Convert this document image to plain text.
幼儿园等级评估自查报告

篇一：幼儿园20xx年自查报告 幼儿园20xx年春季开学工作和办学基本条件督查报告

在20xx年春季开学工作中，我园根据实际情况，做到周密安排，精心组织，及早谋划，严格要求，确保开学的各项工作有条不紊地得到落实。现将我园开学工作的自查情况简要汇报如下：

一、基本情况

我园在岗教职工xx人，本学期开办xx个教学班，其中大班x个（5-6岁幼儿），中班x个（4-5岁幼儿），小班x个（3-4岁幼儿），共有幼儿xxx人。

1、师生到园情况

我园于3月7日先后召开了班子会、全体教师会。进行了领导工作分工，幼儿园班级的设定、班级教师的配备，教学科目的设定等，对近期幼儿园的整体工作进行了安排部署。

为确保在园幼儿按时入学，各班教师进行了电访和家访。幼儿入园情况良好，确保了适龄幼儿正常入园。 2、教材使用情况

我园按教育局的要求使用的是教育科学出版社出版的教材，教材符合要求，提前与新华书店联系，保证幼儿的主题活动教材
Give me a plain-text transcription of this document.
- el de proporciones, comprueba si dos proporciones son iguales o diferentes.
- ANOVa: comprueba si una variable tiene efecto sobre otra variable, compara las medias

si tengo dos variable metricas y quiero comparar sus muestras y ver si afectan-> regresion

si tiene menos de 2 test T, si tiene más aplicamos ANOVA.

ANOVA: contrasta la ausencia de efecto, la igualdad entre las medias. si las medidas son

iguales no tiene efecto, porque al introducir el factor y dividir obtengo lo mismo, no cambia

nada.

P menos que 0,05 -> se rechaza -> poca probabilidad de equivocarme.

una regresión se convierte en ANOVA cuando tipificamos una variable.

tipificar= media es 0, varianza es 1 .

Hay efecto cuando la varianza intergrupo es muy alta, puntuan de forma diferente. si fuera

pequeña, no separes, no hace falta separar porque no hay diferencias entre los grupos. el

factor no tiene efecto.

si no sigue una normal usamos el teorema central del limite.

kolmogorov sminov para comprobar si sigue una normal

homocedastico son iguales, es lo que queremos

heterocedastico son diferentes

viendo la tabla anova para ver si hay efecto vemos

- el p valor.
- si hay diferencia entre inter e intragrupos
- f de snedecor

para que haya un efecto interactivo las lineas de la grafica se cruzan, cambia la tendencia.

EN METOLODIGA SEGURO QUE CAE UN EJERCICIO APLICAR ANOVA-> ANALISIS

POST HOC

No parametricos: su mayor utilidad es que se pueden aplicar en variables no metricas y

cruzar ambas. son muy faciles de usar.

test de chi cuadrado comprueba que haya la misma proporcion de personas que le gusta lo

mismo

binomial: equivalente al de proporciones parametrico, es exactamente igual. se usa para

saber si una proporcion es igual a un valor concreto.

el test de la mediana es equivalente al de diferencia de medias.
=======
Give every line of the material that includes the string "cuando".

== RESULT ==
una regresión se convierte en ANOVA cuando tipificamos una variable.
Hay efecto cuando la varianza intergrupo es muy alta, puntuan de forma diferente. si fuera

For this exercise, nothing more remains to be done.